---------- EXCERPTED RECORDS

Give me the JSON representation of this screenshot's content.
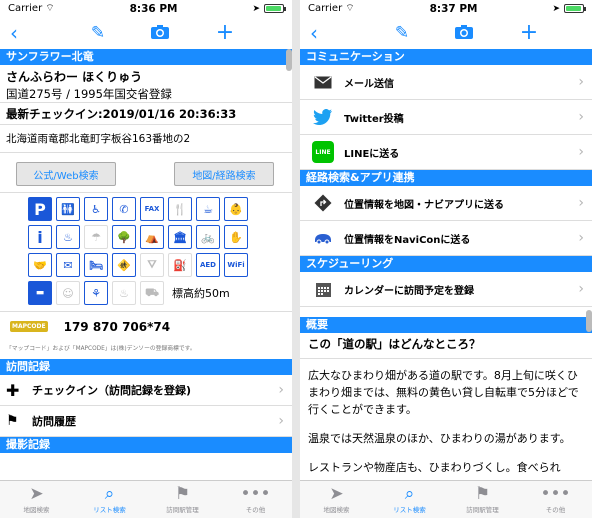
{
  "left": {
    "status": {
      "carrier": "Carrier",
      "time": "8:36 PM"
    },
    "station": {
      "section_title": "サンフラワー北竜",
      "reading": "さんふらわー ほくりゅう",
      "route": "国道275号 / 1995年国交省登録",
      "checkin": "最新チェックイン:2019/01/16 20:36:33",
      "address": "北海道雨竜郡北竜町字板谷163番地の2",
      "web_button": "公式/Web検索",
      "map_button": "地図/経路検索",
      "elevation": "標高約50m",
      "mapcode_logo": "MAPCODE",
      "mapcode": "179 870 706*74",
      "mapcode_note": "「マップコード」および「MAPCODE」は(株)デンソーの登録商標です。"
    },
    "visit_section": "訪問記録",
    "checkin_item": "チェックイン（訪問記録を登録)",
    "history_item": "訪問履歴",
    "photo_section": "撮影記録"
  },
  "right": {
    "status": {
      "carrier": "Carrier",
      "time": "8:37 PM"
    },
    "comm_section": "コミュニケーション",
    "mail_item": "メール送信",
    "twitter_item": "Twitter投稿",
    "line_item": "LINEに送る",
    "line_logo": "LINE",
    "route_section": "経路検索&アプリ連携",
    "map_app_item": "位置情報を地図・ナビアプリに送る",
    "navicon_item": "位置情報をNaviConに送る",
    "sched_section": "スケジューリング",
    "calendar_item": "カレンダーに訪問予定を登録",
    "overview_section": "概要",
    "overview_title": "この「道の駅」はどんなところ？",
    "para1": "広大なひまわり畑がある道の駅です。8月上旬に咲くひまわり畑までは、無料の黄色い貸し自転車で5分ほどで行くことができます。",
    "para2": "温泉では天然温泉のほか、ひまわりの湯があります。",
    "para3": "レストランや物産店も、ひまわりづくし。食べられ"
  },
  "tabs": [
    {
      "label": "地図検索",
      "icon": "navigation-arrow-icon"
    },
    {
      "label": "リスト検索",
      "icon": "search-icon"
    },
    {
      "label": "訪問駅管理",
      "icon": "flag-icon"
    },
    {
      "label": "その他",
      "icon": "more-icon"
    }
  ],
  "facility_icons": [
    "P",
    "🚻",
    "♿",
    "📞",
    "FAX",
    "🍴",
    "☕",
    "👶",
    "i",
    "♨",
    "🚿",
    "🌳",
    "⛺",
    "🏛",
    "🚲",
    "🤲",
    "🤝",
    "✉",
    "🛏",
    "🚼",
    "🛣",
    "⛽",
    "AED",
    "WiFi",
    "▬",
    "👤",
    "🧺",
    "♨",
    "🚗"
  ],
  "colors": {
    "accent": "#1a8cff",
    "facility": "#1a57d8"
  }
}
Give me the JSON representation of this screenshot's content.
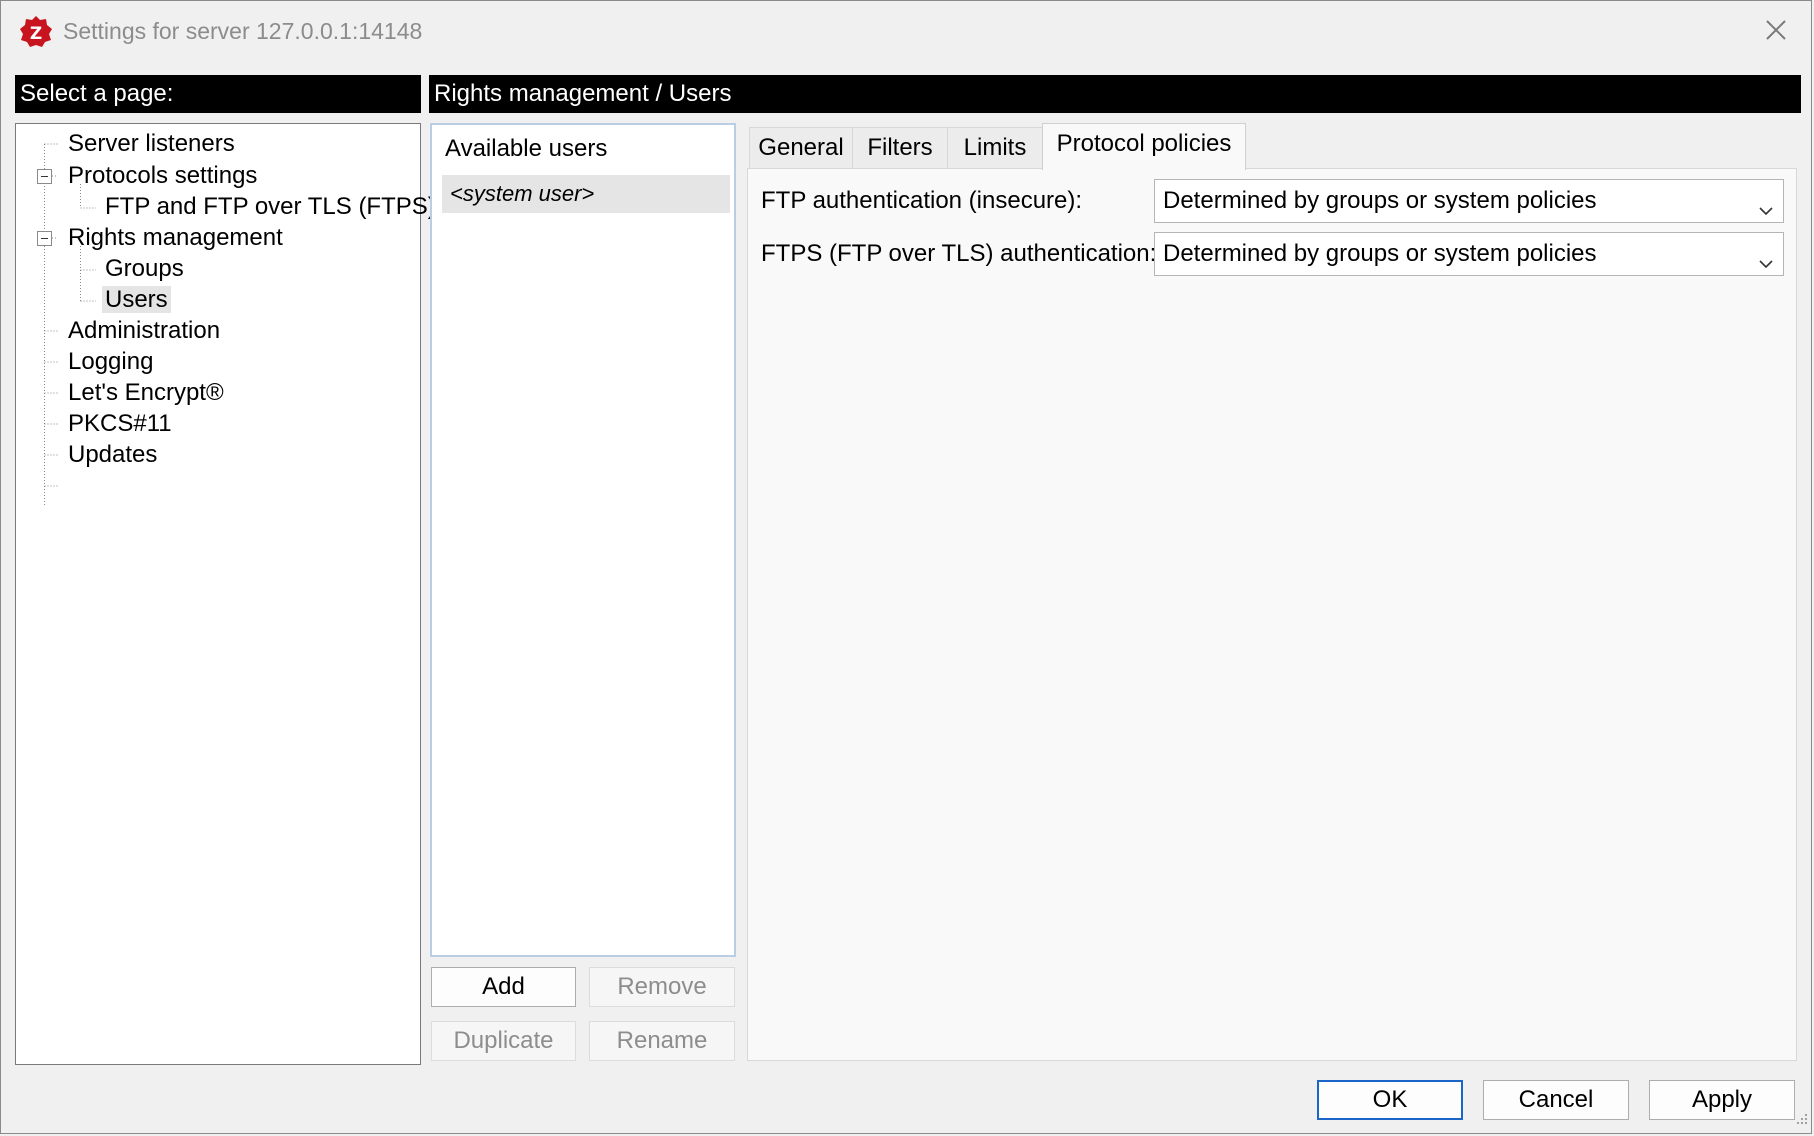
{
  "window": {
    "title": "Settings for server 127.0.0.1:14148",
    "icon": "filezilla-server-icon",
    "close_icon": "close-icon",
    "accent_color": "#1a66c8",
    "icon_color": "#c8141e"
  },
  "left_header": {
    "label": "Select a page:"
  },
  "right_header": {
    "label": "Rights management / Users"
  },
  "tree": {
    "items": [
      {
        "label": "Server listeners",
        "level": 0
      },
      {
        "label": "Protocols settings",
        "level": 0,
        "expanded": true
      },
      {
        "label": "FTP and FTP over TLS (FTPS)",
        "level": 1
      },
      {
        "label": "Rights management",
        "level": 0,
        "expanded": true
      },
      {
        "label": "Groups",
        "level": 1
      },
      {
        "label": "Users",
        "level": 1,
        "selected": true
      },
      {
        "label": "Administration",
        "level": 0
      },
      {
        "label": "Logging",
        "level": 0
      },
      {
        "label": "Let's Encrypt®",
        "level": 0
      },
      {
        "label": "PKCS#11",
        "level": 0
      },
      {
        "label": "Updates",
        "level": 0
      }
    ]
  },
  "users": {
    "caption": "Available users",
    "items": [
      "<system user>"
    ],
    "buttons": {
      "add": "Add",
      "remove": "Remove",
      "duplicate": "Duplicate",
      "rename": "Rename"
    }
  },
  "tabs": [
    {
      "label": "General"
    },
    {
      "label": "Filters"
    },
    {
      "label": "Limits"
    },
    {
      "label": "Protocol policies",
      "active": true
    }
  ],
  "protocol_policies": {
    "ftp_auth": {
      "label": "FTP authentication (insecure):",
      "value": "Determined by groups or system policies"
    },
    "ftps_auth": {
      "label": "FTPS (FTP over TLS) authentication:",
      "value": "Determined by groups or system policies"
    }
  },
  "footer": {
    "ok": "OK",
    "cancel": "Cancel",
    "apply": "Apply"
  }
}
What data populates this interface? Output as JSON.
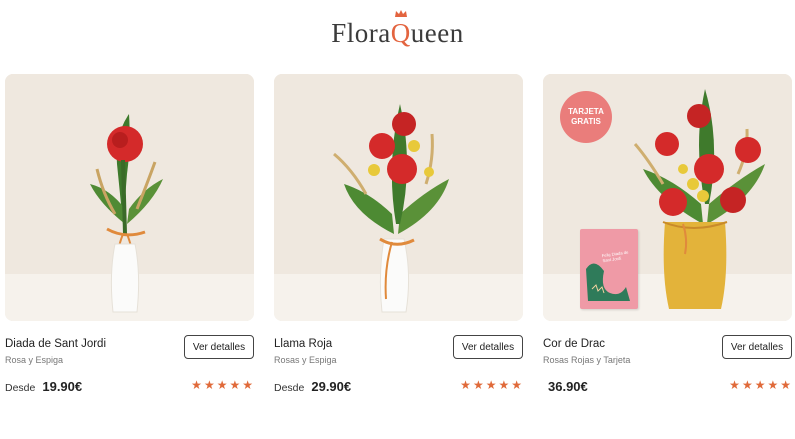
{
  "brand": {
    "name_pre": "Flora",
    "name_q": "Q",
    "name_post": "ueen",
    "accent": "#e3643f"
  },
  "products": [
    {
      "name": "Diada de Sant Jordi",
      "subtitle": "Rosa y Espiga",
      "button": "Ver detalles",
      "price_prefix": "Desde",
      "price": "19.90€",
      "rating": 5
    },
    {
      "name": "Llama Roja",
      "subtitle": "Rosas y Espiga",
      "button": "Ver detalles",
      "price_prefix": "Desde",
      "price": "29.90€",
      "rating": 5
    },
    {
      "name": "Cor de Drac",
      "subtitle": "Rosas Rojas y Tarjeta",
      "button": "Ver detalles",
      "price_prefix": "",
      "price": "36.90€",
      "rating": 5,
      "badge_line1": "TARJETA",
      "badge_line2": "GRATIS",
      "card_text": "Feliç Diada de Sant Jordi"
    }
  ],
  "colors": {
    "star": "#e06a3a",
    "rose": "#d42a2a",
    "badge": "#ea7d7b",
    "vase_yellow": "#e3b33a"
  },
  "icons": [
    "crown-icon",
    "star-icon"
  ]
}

--------------------

* STATED PROBLEM: Without the pictures, return all the records precisely as they stand.

* ANSWER IN FULL:
Give me the JSON representation of this screenshot's content.
{
  "left": {
    "status": {
      "carrier": "Carrier",
      "time": "8:36 PM"
    },
    "station": {
      "section_title": "サンフラワー北竜",
      "reading": "さんふらわー ほくりゅう",
      "route": "国道275号 / 1995年国交省登録",
      "checkin": "最新チェックイン:2019/01/16 20:36:33",
      "address": "北海道雨竜郡北竜町字板谷163番地の2",
      "web_button": "公式/Web検索",
      "map_button": "地図/経路検索",
      "elevation": "標高約50m",
      "mapcode_logo": "MAPCODE",
      "mapcode": "179 870 706*74",
      "mapcode_note": "「マップコード」および「MAPCODE」は(株)デンソーの登録商標です。"
    },
    "visit_section": "訪問記録",
    "checkin_item": "チェックイン（訪問記録を登録)",
    "history_item": "訪問履歴",
    "photo_section": "撮影記録"
  },
  "right": {
    "status": {
      "carrier": "Carrier",
      "time": "8:37 PM"
    },
    "comm_section": "コミュニケーション",
    "mail_item": "メール送信",
    "twitter_item": "Twitter投稿",
    "line_item": "LINEに送る",
    "line_logo": "LINE",
    "route_section": "経路検索&アプリ連携",
    "map_app_item": "位置情報を地図・ナビアプリに送る",
    "navicon_item": "位置情報をNaviConに送る",
    "sched_section": "スケジューリング",
    "calendar_item": "カレンダーに訪問予定を登録",
    "overview_section": "概要",
    "overview_title": "この「道の駅」はどんなところ？",
    "para1": "広大なひまわり畑がある道の駅です。8月上旬に咲くひまわり畑までは、無料の黄色い貸し自転車で5分ほどで行くことができます。",
    "para2": "温泉では天然温泉のほか、ひまわりの湯があります。",
    "para3": "レストランや物産店も、ひまわりづくし。食べられ"
  },
  "tabs": [
    {
      "label": "地図検索",
      "icon": "navigation-arrow-icon"
    },
    {
      "label": "リスト検索",
      "icon": "search-icon"
    },
    {
      "label": "訪問駅管理",
      "icon": "flag-icon"
    },
    {
      "label": "その他",
      "icon": "more-icon"
    }
  ],
  "facility_icons": [
    "P",
    "🚻",
    "♿",
    "📞",
    "FAX",
    "🍴",
    "☕",
    "👶",
    "i",
    "♨",
    "🚿",
    "🌳",
    "⛺",
    "🏛",
    "🚲",
    "🤲",
    "🤝",
    "✉",
    "🛏",
    "🚼",
    "🛣",
    "⛽",
    "AED",
    "WiFi",
    "▬",
    "👤",
    "🧺",
    "♨",
    "🚗"
  ],
  "colors": {
    "accent": "#1a8cff",
    "facility": "#1a57d8"
  }
}
Give me the JSON representation of this screenshot's content.
{
  "window": {
    "title": "Settings for server 127.0.0.1:14148",
    "icon": "filezilla-server-icon",
    "close_icon": "close-icon",
    "accent_color": "#1a66c8",
    "icon_color": "#c8141e"
  },
  "left_header": {
    "label": "Select a page:"
  },
  "right_header": {
    "label": "Rights management / Users"
  },
  "tree": {
    "items": [
      {
        "label": "Server listeners",
        "level": 0
      },
      {
        "label": "Protocols settings",
        "level": 0,
        "expanded": true
      },
      {
        "label": "FTP and FTP over TLS (FTPS)",
        "level": 1
      },
      {
        "label": "Rights management",
        "level": 0,
        "expanded": true
      },
      {
        "label": "Groups",
        "level": 1
      },
      {
        "label": "Users",
        "level": 1,
        "selected": true
      },
      {
        "label": "Administration",
        "level": 0
      },
      {
        "label": "Logging",
        "level": 0
      },
      {
        "label": "Let's Encrypt®",
        "level": 0
      },
      {
        "label": "PKCS#11",
        "level": 0
      },
      {
        "label": "Updates",
        "level": 0
      }
    ]
  },
  "users": {
    "caption": "Available users",
    "items": [
      "<system user>"
    ],
    "buttons": {
      "add": "Add",
      "remove": "Remove",
      "duplicate": "Duplicate",
      "rename": "Rename"
    }
  },
  "tabs": [
    {
      "label": "General"
    },
    {
      "label": "Filters"
    },
    {
      "label": "Limits"
    },
    {
      "label": "Protocol policies",
      "active": true
    }
  ],
  "protocol_policies": {
    "ftp_auth": {
      "label": "FTP authentication (insecure):",
      "value": "Determined by groups or system policies"
    },
    "ftps_auth": {
      "label": "FTPS (FTP over TLS) authentication:",
      "value": "Determined by groups or system policies"
    }
  },
  "footer": {
    "ok": "OK",
    "cancel": "Cancel",
    "apply": "Apply"
  }
}
What data populates this interface? Output as JSON.
{
  "brand": {
    "name_pre": "Flora",
    "name_q": "Q",
    "name_post": "ueen",
    "accent": "#e3643f"
  },
  "products": [
    {
      "name": "Diada de Sant Jordi",
      "subtitle": "Rosa y Espiga",
      "button": "Ver detalles",
      "price_prefix": "Desde",
      "price": "19.90€",
      "rating": 5
    },
    {
      "name": "Llama Roja",
      "subtitle": "Rosas y Espiga",
      "button": "Ver detalles",
      "price_prefix": "Desde",
      "price": "29.90€",
      "rating": 5
    },
    {
      "name": "Cor de Drac",
      "subtitle": "Rosas Rojas y Tarjeta",
      "button": "Ver detalles",
      "price_prefix": "",
      "price": "36.90€",
      "rating": 5,
      "badge_line1": "TARJETA",
      "badge_line2": "GRATIS",
      "card_text": "Feliç Diada de Sant Jordi"
    }
  ],
  "colors": {
    "star": "#e06a3a",
    "rose": "#d42a2a",
    "badge": "#ea7d7b",
    "vase_yellow": "#e3b33a"
  },
  "icons": [
    "crown-icon",
    "star-icon"
  ]
}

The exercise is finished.